DATA IN THIS EXERCISE »

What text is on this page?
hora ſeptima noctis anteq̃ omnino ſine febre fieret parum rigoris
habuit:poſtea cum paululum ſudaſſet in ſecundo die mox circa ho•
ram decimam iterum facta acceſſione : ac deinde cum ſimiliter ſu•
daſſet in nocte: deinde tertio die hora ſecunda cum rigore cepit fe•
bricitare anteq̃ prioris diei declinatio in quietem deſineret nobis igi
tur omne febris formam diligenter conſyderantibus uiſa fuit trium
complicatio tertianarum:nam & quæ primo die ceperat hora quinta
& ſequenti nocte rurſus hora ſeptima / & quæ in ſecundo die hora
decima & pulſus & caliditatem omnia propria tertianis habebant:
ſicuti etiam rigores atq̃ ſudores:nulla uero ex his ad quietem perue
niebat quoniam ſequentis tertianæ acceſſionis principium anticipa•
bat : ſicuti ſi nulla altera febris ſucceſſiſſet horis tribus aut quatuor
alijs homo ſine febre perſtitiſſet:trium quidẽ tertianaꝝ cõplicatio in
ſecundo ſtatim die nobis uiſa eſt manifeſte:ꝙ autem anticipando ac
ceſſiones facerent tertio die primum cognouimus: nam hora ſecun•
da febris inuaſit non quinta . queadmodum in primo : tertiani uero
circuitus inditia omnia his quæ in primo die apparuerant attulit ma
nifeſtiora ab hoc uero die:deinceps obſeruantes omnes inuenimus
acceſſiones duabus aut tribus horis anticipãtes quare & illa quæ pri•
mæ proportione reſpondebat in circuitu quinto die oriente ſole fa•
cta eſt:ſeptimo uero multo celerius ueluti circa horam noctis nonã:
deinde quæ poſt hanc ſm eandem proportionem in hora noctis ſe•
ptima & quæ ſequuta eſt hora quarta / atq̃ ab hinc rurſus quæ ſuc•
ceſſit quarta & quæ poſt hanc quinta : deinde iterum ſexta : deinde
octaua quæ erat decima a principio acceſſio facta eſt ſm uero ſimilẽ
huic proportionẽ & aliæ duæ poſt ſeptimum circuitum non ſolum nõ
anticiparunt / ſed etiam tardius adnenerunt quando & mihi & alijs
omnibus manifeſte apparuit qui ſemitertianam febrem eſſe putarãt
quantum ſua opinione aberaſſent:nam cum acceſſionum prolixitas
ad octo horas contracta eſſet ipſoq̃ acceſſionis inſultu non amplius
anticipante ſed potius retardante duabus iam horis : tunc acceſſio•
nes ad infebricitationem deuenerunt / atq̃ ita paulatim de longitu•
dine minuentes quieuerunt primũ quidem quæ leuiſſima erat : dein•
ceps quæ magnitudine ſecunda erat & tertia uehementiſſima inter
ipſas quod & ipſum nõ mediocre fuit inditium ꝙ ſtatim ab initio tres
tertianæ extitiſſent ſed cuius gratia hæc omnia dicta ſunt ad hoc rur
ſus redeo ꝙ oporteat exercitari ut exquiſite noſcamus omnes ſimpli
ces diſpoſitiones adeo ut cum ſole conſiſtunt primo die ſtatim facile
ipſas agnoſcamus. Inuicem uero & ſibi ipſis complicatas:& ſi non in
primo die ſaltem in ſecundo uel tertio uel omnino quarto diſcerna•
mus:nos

WHAT IS EXPECTED » In the entries above, locate every line with the word "manifeſte" and copy it.

SOLUTION FOR THIS EXERCISE »
ſecundo ſtatim die nobis uiſa eſt manifeſte:ꝙ autem anticipando ac
omnibus manifeſte apparuit qui ſemitertianam febrem eſſe putarãt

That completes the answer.